-- Start AVAILABLE DATA --

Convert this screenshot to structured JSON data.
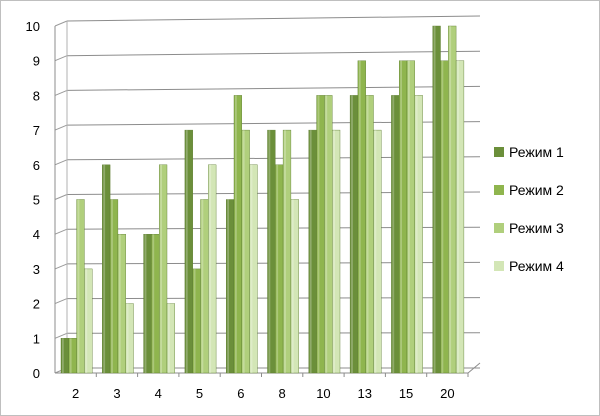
{
  "chart_data": {
    "type": "bar",
    "title": "",
    "xlabel": "",
    "ylabel": "",
    "categories": [
      "2",
      "3",
      "4",
      "5",
      "6",
      "8",
      "10",
      "13",
      "15",
      "20"
    ],
    "series": [
      {
        "name": "Режим 1",
        "color": "#6b8f3a",
        "values": [
          1,
          6,
          4,
          7,
          5,
          7,
          7,
          8,
          8,
          10
        ]
      },
      {
        "name": "Режим 2",
        "color": "#8fb54e",
        "values": [
          1,
          5,
          4,
          3,
          8,
          6,
          8,
          9,
          9,
          9
        ]
      },
      {
        "name": "Режим 3",
        "color": "#b0cf7c",
        "values": [
          5,
          4,
          6,
          5,
          7,
          7,
          8,
          8,
          9,
          10
        ]
      },
      {
        "name": "Режим 4",
        "color": "#d3e6b6",
        "values": [
          3,
          2,
          2,
          6,
          6,
          5,
          7,
          7,
          8,
          9
        ]
      }
    ],
    "ylim": [
      0,
      10
    ],
    "yticks": [
      "0",
      "1",
      "2",
      "3",
      "4",
      "5",
      "6",
      "7",
      "8",
      "9",
      "10"
    ],
    "grid": true,
    "legend_position": "right"
  }
}
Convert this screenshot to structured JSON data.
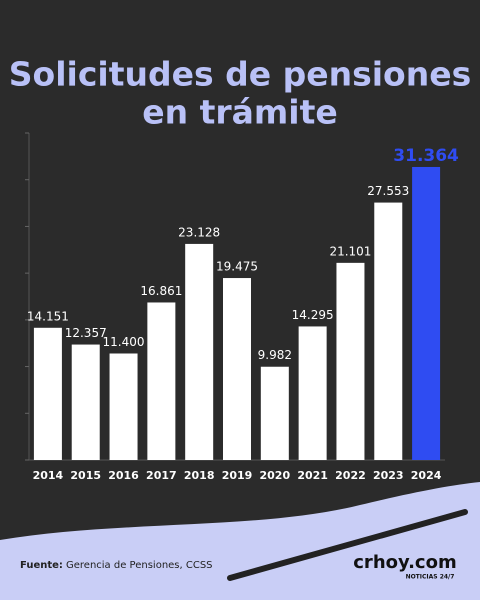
{
  "chart_data": {
    "type": "bar",
    "title": [
      "Solicitudes de pensiones",
      "en trámite"
    ],
    "categories": [
      "2014",
      "2015",
      "2016",
      "2017",
      "2018",
      "2019",
      "2020",
      "2021",
      "2022",
      "2023",
      "2024"
    ],
    "values": [
      14151,
      12357,
      11400,
      16861,
      23128,
      19475,
      9982,
      14295,
      21101,
      27553,
      31364
    ],
    "value_labels": [
      "14.151",
      "12.357",
      "11.400",
      "16.861",
      "23.128",
      "19.475",
      "9.982",
      "14.295",
      "21.101",
      "27.553",
      "31.364"
    ],
    "colors": [
      "#ffffff",
      "#ffffff",
      "#ffffff",
      "#ffffff",
      "#ffffff",
      "#ffffff",
      "#ffffff",
      "#ffffff",
      "#ffffff",
      "#ffffff",
      "#2f4cf2"
    ],
    "ylim": [
      0,
      35000
    ],
    "yticks": [
      0,
      5000,
      10000,
      15000,
      20000,
      25000,
      30000,
      35000
    ]
  },
  "footer": {
    "source_label": "Fuente:",
    "source": "Gerencia de Pensiones, CCSS",
    "brand": "crhoy.com",
    "brand_tagline": "NOTICIAS 24/7"
  }
}
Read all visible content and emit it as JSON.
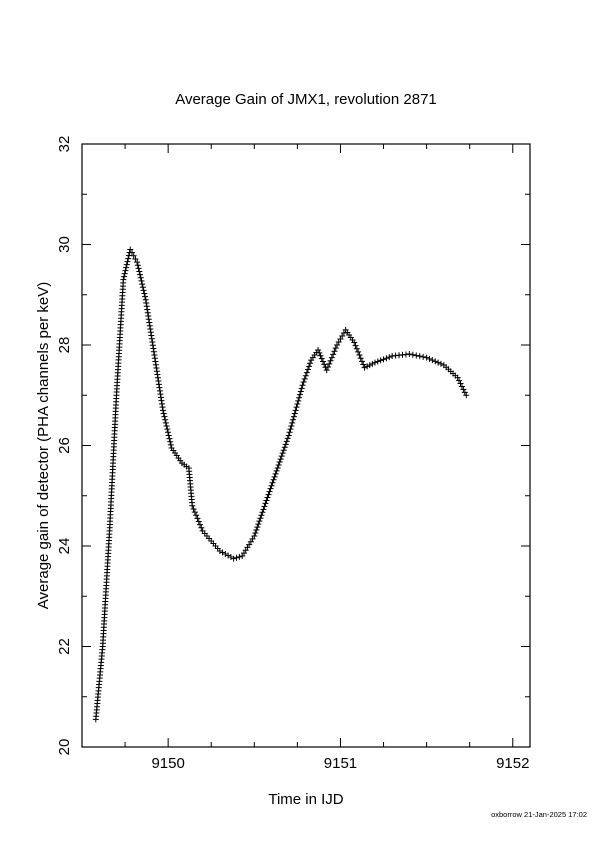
{
  "chart_data": {
    "type": "scatter",
    "title": "Average Gain of JMX1, revolution 2871",
    "xlabel": "Time in IJD",
    "ylabel": "Average gain of detector (PHA channels per keV)",
    "xlim": [
      9149.5,
      9152.1
    ],
    "ylim": [
      20,
      32
    ],
    "xticks": [
      9150,
      9151,
      9152
    ],
    "yticks": [
      20,
      22,
      24,
      26,
      28,
      30,
      32
    ],
    "x_minor_step": 0.25,
    "y_minor_step": 1,
    "marker": "plus",
    "marker_color": "#000000",
    "grid": false,
    "legend": "none",
    "curve_anchors": [
      [
        9149.58,
        20.55
      ],
      [
        9149.62,
        22.0
      ],
      [
        9149.66,
        24.3
      ],
      [
        9149.7,
        27.0
      ],
      [
        9149.74,
        29.3
      ],
      [
        9149.78,
        29.9
      ],
      [
        9149.82,
        29.65
      ],
      [
        9149.87,
        28.9
      ],
      [
        9149.92,
        27.8
      ],
      [
        9149.97,
        26.7
      ],
      [
        9150.02,
        25.95
      ],
      [
        9150.08,
        25.65
      ],
      [
        9150.12,
        25.55
      ],
      [
        9150.14,
        24.8
      ],
      [
        9150.2,
        24.3
      ],
      [
        9150.3,
        23.9
      ],
      [
        9150.38,
        23.75
      ],
      [
        9150.43,
        23.8
      ],
      [
        9150.5,
        24.2
      ],
      [
        9150.6,
        25.2
      ],
      [
        9150.7,
        26.2
      ],
      [
        9150.78,
        27.2
      ],
      [
        9150.83,
        27.7
      ],
      [
        9150.87,
        27.9
      ],
      [
        9150.92,
        27.5
      ],
      [
        9150.98,
        28.0
      ],
      [
        9151.03,
        28.3
      ],
      [
        9151.08,
        28.05
      ],
      [
        9151.14,
        27.55
      ],
      [
        9151.2,
        27.65
      ],
      [
        9151.3,
        27.78
      ],
      [
        9151.4,
        27.82
      ],
      [
        9151.5,
        27.75
      ],
      [
        9151.6,
        27.6
      ],
      [
        9151.68,
        27.35
      ],
      [
        9151.73,
        27.0
      ]
    ]
  },
  "footer": {
    "credit": "oxborrow 21-Jan-2025 17:02"
  }
}
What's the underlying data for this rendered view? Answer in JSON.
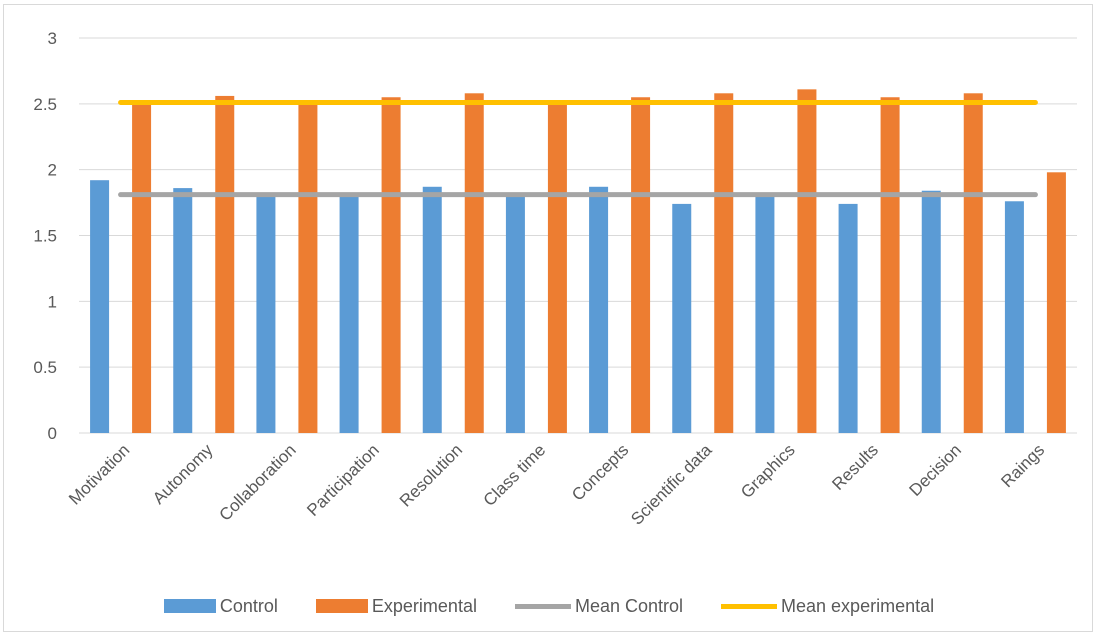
{
  "chart_data": {
    "type": "bar",
    "categories": [
      "Motivation",
      "Autonomy",
      "Collaboration",
      "Participation",
      "Resolution",
      "Class time",
      "Concepts",
      "Scientific data",
      "Graphics",
      "Results",
      "Decision",
      "Raings"
    ],
    "series": [
      {
        "name": "Control",
        "type": "bar",
        "color": "#5b9bd5",
        "values": [
          1.92,
          1.86,
          1.82,
          1.82,
          1.87,
          1.8,
          1.87,
          1.74,
          1.82,
          1.74,
          1.84,
          1.76
        ]
      },
      {
        "name": "Experimental",
        "type": "bar",
        "color": "#ed7d31",
        "values": [
          2.52,
          2.56,
          2.52,
          2.55,
          2.58,
          2.52,
          2.55,
          2.58,
          2.61,
          2.55,
          2.58,
          1.98
        ]
      },
      {
        "name": "Mean Control",
        "type": "line",
        "color": "#a5a5a5",
        "value": 1.81
      },
      {
        "name": "Mean experimental",
        "type": "line",
        "color": "#ffc000",
        "value": 2.51
      }
    ],
    "ylim": [
      0,
      3
    ],
    "yticks": [
      "0",
      "0.5",
      "1",
      "1.5",
      "2",
      "2.5",
      "3"
    ],
    "ytick_values": [
      0,
      0.5,
      1,
      1.5,
      2,
      2.5,
      3
    ],
    "grid": true,
    "legend_position": "bottom",
    "title": "",
    "xlabel": "",
    "ylabel": ""
  }
}
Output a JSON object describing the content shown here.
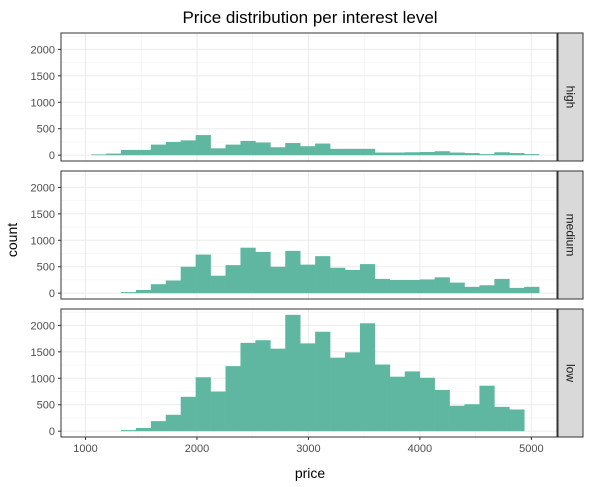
{
  "chart_data": {
    "type": "histogram",
    "title": "Price distribution per interest level",
    "xlabel": "price",
    "ylabel": "count",
    "xlim": [
      780,
      5230
    ],
    "ylim": [
      -110,
      2310
    ],
    "x_ticks": [
      1000,
      2000,
      3000,
      4000,
      5000
    ],
    "x_tick_labels": [
      "1000",
      "2000",
      "3000",
      "4000",
      "5000"
    ],
    "y_ticks": [
      0,
      500,
      1000,
      1500,
      2000
    ],
    "y_tick_labels": [
      "0",
      "500",
      "1000",
      "1500",
      "2000"
    ],
    "grid": true,
    "fill_color": "#5fb7a1",
    "bin_width": 134,
    "bin_start": 1050,
    "facets": [
      {
        "name": "high",
        "values": [
          15,
          30,
          100,
          100,
          200,
          250,
          280,
          380,
          130,
          200,
          270,
          240,
          150,
          230,
          170,
          220,
          120,
          120,
          120,
          50,
          50,
          55,
          60,
          75,
          50,
          40,
          20,
          55,
          40,
          20
        ]
      },
      {
        "name": "medium",
        "values": [
          0,
          0,
          20,
          60,
          170,
          240,
          500,
          730,
          330,
          530,
          860,
          780,
          500,
          800,
          540,
          700,
          480,
          440,
          550,
          270,
          250,
          250,
          260,
          300,
          200,
          120,
          150,
          270,
          100,
          120
        ]
      },
      {
        "name": "low",
        "values": [
          0,
          0,
          20,
          60,
          190,
          310,
          650,
          1020,
          750,
          1230,
          1670,
          1720,
          1560,
          2200,
          1660,
          1880,
          1390,
          1490,
          2040,
          1260,
          1030,
          1130,
          1010,
          780,
          480,
          510,
          860,
          460,
          410,
          0
        ]
      }
    ]
  }
}
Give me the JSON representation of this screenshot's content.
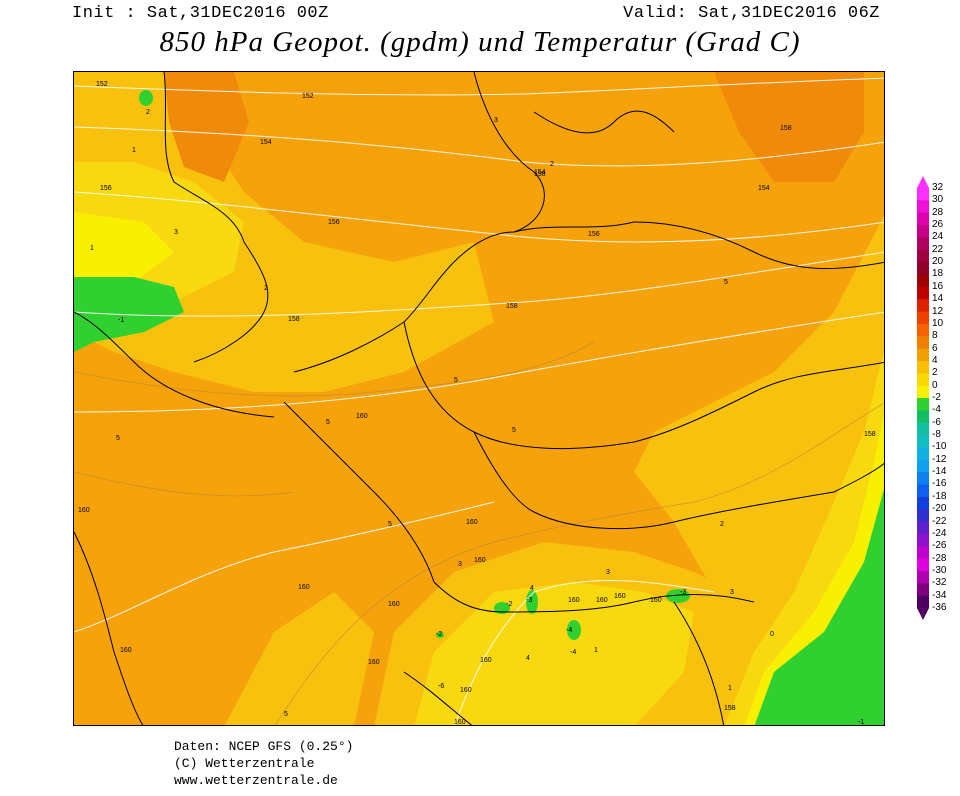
{
  "header": {
    "init": "Init : Sat,31DEC2016 00Z",
    "valid": "Valid: Sat,31DEC2016 06Z",
    "title": "850 hPa Geopot. (gpdm) und Temperatur (Grad C)"
  },
  "scale": {
    "ticks": [
      "32",
      "30",
      "28",
      "26",
      "24",
      "22",
      "20",
      "18",
      "16",
      "14",
      "12",
      "10",
      "8",
      "6",
      "4",
      "2",
      "0",
      "-2",
      "-4",
      "-6",
      "-8",
      "-10",
      "-12",
      "-14",
      "-16",
      "-18",
      "-20",
      "-22",
      "-24",
      "-26",
      "-28",
      "-30",
      "-32",
      "-34",
      "-36"
    ],
    "colors": [
      "#ff30ff",
      "#f010d8",
      "#e000b0",
      "#c80088",
      "#b00060",
      "#a00040",
      "#900028",
      "#a00000",
      "#c00000",
      "#e02000",
      "#f04000",
      "#f86000",
      "#f08000",
      "#f0a000",
      "#f8c000",
      "#f8d800",
      "#f8f000",
      "#30d030",
      "#10c060",
      "#10c0a0",
      "#10c0c0",
      "#10b0e0",
      "#10a0f0",
      "#1080f0",
      "#1060f0",
      "#1040e0",
      "#3030d0",
      "#6020d0",
      "#9010d0",
      "#c000d0",
      "#e000e0",
      "#b000b0",
      "#800080",
      "#500060"
    ]
  },
  "map": {
    "colors": {
      "t6": "#f5a20b",
      "t4": "#f7c10d",
      "t2": "#f8d80e",
      "t0": "#f8f000",
      "tm2": "#30d030",
      "tm4": "#10c060",
      "warm8": "#f08a0a"
    },
    "geopot_labels": [
      "152",
      "152",
      "154",
      "154",
      "154",
      "156",
      "156",
      "156",
      "158",
      "158",
      "158",
      "160",
      "160",
      "160",
      "160",
      "160",
      "160",
      "160",
      "160",
      "160",
      "160",
      "160",
      "160",
      "160",
      "160",
      "160",
      "158",
      "158",
      "158"
    ],
    "temp_labels": [
      "-1",
      "1",
      "2",
      "3",
      "2",
      "1",
      "3",
      "2",
      "5",
      "5",
      "5",
      "5",
      "5",
      "3",
      "5",
      "5",
      "4",
      "3",
      "4",
      "-2",
      "-4",
      "-3",
      "-3",
      "1",
      "-4",
      "-2",
      "2",
      "3",
      "0",
      "-1",
      "-6",
      "1"
    ]
  },
  "footer": {
    "line1": "Daten: NCEP GFS (0.25°)",
    "line2": "(C) Wetterzentrale",
    "line3": "www.wetterzentrale.de"
  }
}
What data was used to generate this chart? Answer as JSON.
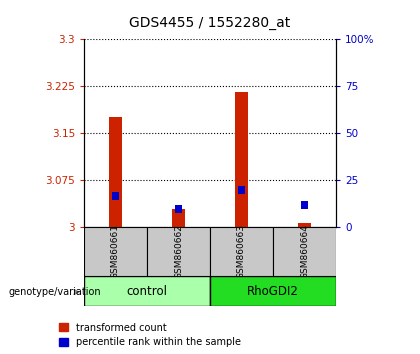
{
  "title": "GDS4455 / 1552280_at",
  "samples": [
    "GSM860661",
    "GSM860662",
    "GSM860663",
    "GSM860664"
  ],
  "red_values": [
    3.175,
    3.028,
    3.215,
    3.005
  ],
  "blue_pct": [
    15,
    8,
    18,
    10
  ],
  "ylim_left": [
    3.0,
    3.3
  ],
  "ylim_right": [
    0,
    100
  ],
  "yticks_left": [
    3.0,
    3.075,
    3.15,
    3.225,
    3.3
  ],
  "ytick_labels_left": [
    "3",
    "3.075",
    "3.15",
    "3.225",
    "3.3"
  ],
  "yticks_right": [
    0,
    25,
    50,
    75,
    100
  ],
  "ytick_labels_right": [
    "0",
    "25",
    "50",
    "75",
    "100%"
  ],
  "red_color": "#cc2200",
  "blue_color": "#0000cc",
  "bar_width": 0.22,
  "label_red": "transformed count",
  "label_blue": "percentile rank within the sample",
  "sample_bg_color": "#c8c8c8",
  "control_bg_color": "#aaffaa",
  "rhodgi2_bg_color": "#22dd22",
  "arrow_color": "#888888",
  "group_info": [
    {
      "start": 0,
      "end": 2,
      "label": "control",
      "color": "#aaffaa"
    },
    {
      "start": 2,
      "end": 4,
      "label": "RhoGDI2",
      "color": "#22dd22"
    }
  ]
}
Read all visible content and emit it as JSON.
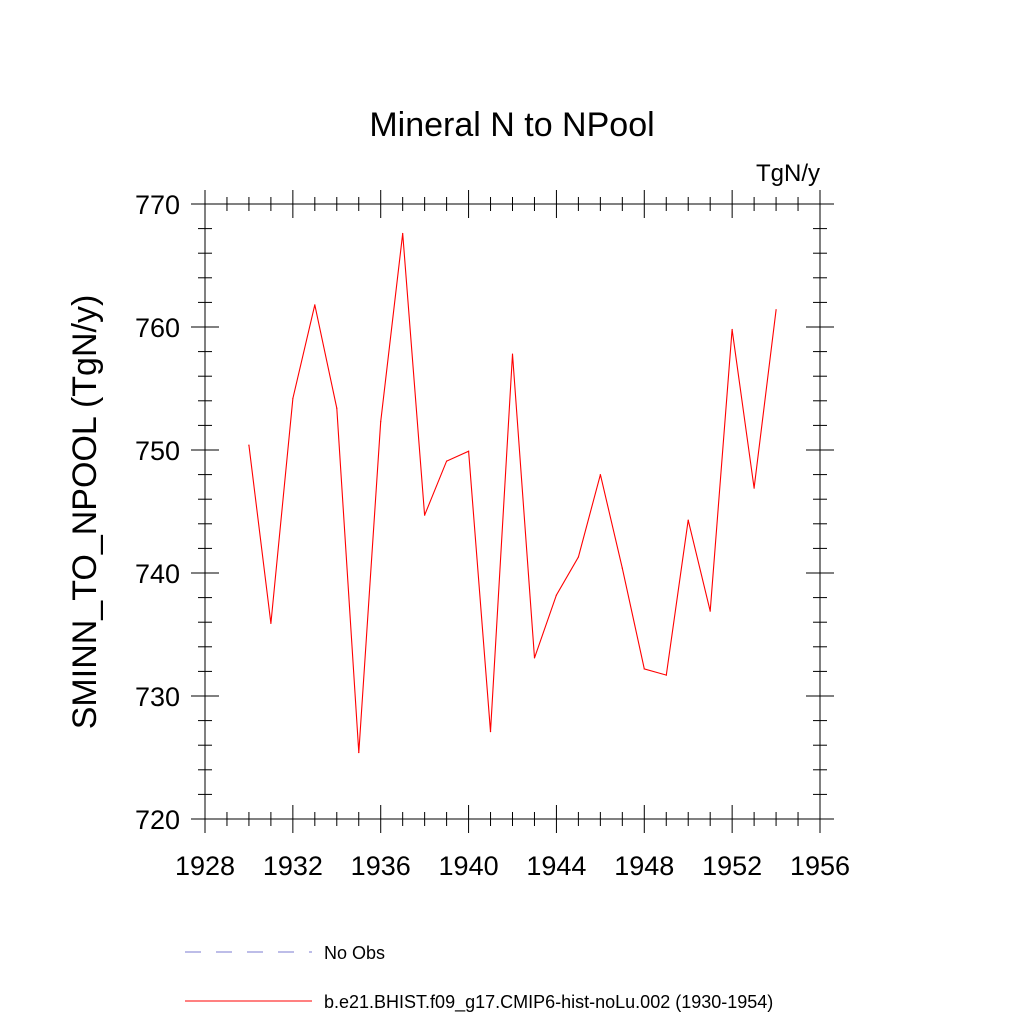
{
  "chart_data": {
    "type": "line",
    "title": "Mineral N to NPool",
    "units_label": "TgN/y",
    "ylabel": "SMINN_TO_NPOOL  (TgN/y)",
    "xlabel": "",
    "xlim": [
      1928,
      1956
    ],
    "ylim": [
      720,
      770
    ],
    "x_ticks": [
      1928,
      1932,
      1936,
      1940,
      1944,
      1948,
      1952,
      1956
    ],
    "x_tick_labels": [
      "1928",
      "1932",
      "1936",
      "1940",
      "1944",
      "1948",
      "1952",
      "1956"
    ],
    "y_ticks": [
      720,
      730,
      740,
      750,
      760,
      770
    ],
    "y_tick_labels": [
      "720",
      "730",
      "740",
      "750",
      "760",
      "770"
    ],
    "grid": false,
    "legend_position": "bottom",
    "series": [
      {
        "name": "No Obs",
        "color": "#7b7bd0",
        "dash": "dashed",
        "x": [],
        "values": []
      },
      {
        "name": "b.e21.BHIST.f09_g17.CMIP6-hist-noLu.002 (1930-1954)",
        "color": "#ff0000",
        "dash": "solid",
        "x": [
          1930,
          1931,
          1932,
          1933,
          1934,
          1935,
          1936,
          1937,
          1938,
          1939,
          1940,
          1941,
          1942,
          1943,
          1944,
          1945,
          1946,
          1947,
          1948,
          1949,
          1950,
          1951,
          1952,
          1953,
          1954
        ],
        "values": [
          750.4,
          735.9,
          754.2,
          761.8,
          753.4,
          725.4,
          752.3,
          767.6,
          744.7,
          749.1,
          749.9,
          727.1,
          757.8,
          733.1,
          738.2,
          741.3,
          748.0,
          740.4,
          732.2,
          731.7,
          744.3,
          736.9,
          759.8,
          746.9,
          761.4
        ]
      }
    ]
  }
}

-- End AVAILABLE DATA --

• [EXERCISE DIRECTIONS] What count of lines in the listing contain the word "ylabel"? Reply with the number only.

• [RESULT OF THIS TASK] 5